Document passage:
##############################

The Big Idea: Gregory Lynch, Jr.

The story of The Black Scorpions is a story of wartime and those who served in it, but as co-author Gregory Lynch, Jr. tells us in this Big Idea, it’s also a story of families, of fathers and sons, and of waiting until the right elements have come together to finally tell a tale.


If you were part of a world changing event, it is only natural to think you would want to tell people about your participation in that event. Such was the case for my grandfather, James Augustus Lynch, who participated in World War 2. He was the adjutant and later executive officer of an air combat unit known as the 64th Fighter Squadron, part of the 57th Fighter Group. The 64th Fighter Squadron adopted The Black Scorpion as their moniker and mascot after first encountering them in the sands of Egypt.

For my grandfather, The Big Idea was simple: write about his experiences fighting across the top of Africa and up through Italy. He finally sat down to write the book in the late 1960s. It took him about four years to come up with his first rough draft. Sadly, my grandfather passed away without finding a publisher for his book.

For years, the story of the book lived on. Whenever members of the extended Lynch family gathered, whether it was visiting my great-aunt in San Francisco, or at my cousins house back in Massachusetts, talk would always turn to my grandfather’s unpublished work about World War Two, and wouldn’t it be wonderful to someday to see his story in print.

##############################

Goal: Copy the lines of the Big Idea piece on The Black Scorpions from "The story of The Black" up to and including "sands of Egypt.", word for word.

Data extract:
##############################

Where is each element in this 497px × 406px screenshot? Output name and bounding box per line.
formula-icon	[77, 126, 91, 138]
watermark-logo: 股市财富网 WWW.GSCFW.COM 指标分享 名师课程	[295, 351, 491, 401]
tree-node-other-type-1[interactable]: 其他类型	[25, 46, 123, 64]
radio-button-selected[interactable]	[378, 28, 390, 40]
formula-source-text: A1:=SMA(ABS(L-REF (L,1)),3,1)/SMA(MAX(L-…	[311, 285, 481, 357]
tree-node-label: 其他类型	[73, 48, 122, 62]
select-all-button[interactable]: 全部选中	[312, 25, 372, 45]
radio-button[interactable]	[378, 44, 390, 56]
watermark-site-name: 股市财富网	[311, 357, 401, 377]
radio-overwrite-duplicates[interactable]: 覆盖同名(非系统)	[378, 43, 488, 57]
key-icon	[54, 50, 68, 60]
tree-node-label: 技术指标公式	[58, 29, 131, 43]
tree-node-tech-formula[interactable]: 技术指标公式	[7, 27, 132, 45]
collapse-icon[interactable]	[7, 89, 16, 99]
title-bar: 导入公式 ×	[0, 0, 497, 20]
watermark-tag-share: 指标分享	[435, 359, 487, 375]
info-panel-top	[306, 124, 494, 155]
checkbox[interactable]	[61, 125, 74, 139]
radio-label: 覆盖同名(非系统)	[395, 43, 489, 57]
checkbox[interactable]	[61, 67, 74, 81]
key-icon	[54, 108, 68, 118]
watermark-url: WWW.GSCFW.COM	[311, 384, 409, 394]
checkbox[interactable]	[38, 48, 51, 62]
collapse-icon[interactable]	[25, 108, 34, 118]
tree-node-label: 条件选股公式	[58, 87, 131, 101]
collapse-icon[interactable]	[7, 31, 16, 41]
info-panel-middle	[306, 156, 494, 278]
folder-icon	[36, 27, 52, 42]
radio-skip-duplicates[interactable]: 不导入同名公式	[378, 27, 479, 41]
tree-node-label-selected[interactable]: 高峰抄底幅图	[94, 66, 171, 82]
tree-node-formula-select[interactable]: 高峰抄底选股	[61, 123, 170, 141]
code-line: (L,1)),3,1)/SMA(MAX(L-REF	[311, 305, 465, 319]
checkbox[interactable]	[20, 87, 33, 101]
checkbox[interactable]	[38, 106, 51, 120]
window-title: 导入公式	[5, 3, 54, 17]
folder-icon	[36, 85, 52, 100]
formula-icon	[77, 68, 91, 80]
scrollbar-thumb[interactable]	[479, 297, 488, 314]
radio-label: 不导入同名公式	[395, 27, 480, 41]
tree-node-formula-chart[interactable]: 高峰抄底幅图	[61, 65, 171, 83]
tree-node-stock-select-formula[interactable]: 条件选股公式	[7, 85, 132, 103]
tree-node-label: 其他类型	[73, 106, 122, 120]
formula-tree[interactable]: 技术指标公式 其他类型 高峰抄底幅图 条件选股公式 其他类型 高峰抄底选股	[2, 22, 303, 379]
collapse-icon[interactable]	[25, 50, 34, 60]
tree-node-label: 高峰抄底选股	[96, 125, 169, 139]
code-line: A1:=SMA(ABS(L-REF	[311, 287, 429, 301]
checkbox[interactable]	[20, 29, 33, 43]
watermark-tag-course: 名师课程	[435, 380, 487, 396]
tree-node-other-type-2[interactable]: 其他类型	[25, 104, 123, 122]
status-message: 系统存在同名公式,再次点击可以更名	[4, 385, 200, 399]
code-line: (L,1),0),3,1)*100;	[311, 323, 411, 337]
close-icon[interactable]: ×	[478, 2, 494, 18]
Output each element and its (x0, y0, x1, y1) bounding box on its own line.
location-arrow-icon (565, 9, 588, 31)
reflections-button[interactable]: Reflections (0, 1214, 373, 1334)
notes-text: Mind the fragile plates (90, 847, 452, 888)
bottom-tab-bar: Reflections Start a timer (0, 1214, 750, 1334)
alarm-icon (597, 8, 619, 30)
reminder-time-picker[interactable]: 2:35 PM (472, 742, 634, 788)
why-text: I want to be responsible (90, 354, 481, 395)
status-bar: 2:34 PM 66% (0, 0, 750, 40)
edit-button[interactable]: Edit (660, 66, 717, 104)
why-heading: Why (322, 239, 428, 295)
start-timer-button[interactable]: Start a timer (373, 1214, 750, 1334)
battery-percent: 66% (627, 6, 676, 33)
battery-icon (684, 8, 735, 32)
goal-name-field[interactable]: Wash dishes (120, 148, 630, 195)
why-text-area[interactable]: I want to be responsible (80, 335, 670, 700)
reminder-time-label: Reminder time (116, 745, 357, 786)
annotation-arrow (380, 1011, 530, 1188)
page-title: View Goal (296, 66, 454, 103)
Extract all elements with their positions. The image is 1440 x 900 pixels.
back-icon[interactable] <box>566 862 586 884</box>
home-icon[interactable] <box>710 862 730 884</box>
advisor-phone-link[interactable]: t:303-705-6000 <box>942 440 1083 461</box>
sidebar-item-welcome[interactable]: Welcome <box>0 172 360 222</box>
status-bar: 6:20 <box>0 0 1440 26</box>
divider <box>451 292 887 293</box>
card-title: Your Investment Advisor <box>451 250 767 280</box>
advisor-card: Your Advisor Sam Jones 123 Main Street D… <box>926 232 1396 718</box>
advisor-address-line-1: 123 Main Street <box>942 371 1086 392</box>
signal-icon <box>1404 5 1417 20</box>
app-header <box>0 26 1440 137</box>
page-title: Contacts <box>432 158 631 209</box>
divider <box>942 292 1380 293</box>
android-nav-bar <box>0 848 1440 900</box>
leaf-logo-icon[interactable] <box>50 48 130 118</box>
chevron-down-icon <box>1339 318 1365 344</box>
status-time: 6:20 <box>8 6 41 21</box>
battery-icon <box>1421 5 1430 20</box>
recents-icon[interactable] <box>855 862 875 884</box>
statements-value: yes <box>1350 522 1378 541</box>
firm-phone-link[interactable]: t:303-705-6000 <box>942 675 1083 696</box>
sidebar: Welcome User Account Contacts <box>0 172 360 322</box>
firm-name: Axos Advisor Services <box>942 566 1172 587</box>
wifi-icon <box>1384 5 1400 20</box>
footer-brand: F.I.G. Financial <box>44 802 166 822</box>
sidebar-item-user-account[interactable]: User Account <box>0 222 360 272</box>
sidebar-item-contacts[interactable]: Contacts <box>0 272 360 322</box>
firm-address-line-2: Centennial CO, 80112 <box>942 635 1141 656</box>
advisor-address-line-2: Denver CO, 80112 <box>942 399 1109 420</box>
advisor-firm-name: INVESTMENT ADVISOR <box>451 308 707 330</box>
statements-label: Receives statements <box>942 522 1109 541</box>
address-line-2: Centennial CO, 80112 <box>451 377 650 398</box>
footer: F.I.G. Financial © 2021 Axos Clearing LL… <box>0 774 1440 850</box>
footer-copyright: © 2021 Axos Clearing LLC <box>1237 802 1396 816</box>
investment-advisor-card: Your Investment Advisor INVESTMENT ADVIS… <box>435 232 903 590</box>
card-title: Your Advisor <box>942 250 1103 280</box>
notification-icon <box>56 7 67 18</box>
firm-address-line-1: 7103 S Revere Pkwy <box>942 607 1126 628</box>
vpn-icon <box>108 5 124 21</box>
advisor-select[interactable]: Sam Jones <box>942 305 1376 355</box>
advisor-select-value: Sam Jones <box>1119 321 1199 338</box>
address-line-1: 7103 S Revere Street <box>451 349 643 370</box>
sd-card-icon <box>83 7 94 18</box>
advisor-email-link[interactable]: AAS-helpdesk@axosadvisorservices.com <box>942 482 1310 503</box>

##############################

Output:
The story of The Black Scorpions is a story of wartime and those who served in it, but as co-author Gregory Lynch, Jr. tells us in this Big Idea, it’s also a story of families, of fathers and sons, and of waiting until the right elements have come together to finally tell a tale.


If you were part of a world changing event, it is only natural to think you would want to tell people about your participation in that event. Such was the case for my grandfather, James Augustus Lynch, who participated in World War 2. He was the adjutant and later executive officer of an air combat unit known as the 64th Fighter Squadron, part of the 57th Fighter Group. The 64th Fighter Squadron adopted The Black Scorpion as their moniker and mascot after first encountering them in the sands of Egypt.